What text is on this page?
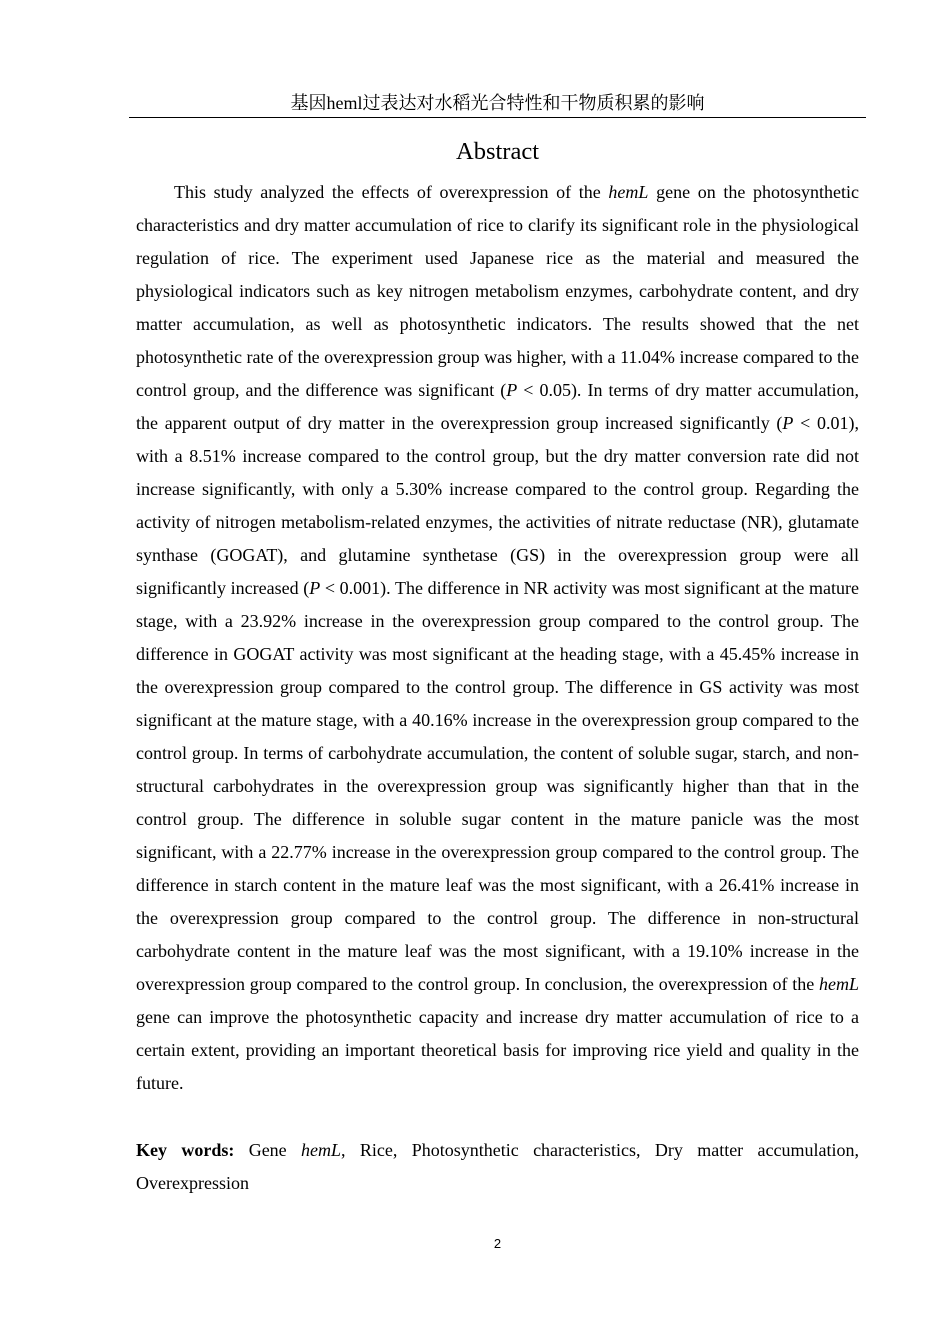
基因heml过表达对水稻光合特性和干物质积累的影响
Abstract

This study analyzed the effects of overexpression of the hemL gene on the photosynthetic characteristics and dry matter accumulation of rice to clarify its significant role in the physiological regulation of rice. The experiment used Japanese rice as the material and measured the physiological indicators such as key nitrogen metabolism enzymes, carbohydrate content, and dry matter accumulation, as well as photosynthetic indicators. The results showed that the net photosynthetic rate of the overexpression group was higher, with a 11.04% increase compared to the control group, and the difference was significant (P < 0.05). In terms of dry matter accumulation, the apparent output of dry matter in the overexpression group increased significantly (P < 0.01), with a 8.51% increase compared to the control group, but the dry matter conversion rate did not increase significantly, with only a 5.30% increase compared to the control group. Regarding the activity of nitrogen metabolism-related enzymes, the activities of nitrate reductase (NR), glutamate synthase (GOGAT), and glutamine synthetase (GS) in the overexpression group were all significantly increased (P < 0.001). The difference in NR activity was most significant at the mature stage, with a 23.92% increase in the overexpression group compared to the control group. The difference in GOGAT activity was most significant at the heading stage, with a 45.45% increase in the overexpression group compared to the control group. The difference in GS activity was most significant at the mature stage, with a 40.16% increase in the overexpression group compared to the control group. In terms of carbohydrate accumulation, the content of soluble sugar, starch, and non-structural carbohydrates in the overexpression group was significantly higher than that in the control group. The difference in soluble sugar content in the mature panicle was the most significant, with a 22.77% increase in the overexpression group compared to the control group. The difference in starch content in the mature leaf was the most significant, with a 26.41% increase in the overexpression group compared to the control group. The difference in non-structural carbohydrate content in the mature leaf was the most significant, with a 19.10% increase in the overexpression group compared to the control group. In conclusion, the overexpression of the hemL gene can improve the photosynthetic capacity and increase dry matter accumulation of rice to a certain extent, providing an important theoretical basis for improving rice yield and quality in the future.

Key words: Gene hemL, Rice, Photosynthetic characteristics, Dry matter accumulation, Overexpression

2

++++++++++

§ **WHAT YOU ARE ASKED TO DO**
Could you reproduce the records above exactly, leaving out the pictures?

§ **WRITTEN ANSWER**
What text is on this page?
基因heml过表达对水稻光合特性和干物质积累的影响
Abstract

This study analyzed the effects of overexpression of the hemL gene on the photosynthetic characteristics and dry matter accumulation of rice to clarify its significant role in the physiological regulation of rice. The experiment used Japanese rice as the material and measured the physiological indicators such as key nitrogen metabolism enzymes, carbohydrate content, and dry matter accumulation, as well as photosynthetic indicators. The results showed that the net photosynthetic rate of the overexpression group was higher, with a 11.04% increase compared to the control group, and the difference was significant (P < 0.05). In terms of dry matter accumulation, the apparent output of dry matter in the overexpression group increased significantly (P < 0.01), with a 8.51% increase compared to the control group, but the dry matter conversion rate did not increase significantly, with only a 5.30% increase compared to the control group. Regarding the activity of nitrogen metabolism-related enzymes, the activities of nitrate reductase (NR), glutamate synthase (GOGAT), and glutamine synthetase (GS) in the overexpression group were all significantly increased (P < 0.001). The difference in NR activity was most significant at the mature stage, with a 23.92% increase in the overexpression group compared to the control group. The difference in GOGAT activity was most significant at the heading stage, with a 45.45% increase in the overexpression group compared to the control group. The difference in GS activity was most significant at the mature stage, with a 40.16% increase in the overexpression group compared to the control group. In terms of carbohydrate accumulation, the content of soluble sugar, starch, and non-structural carbohydrates in the overexpression group was significantly higher than that in the control group. The difference in soluble sugar content in the mature panicle was the most significant, with a 22.77% increase in the overexpression group compared to the control group. The difference in starch content in the mature leaf was the most significant, with a 26.41% increase in the overexpression group compared to the control group. The difference in non-structural carbohydrate content in the mature leaf was the most significant, with a 19.10% increase in the overexpression group compared to the control group. In conclusion, the overexpression of the hemL gene can improve the photosynthetic capacity and increase dry matter accumulation of rice to a certain extent, providing an important theoretical basis for improving rice yield and quality in the future.

Key words: Gene hemL, Rice, Photosynthetic characteristics, Dry matter accumulation, Overexpression

2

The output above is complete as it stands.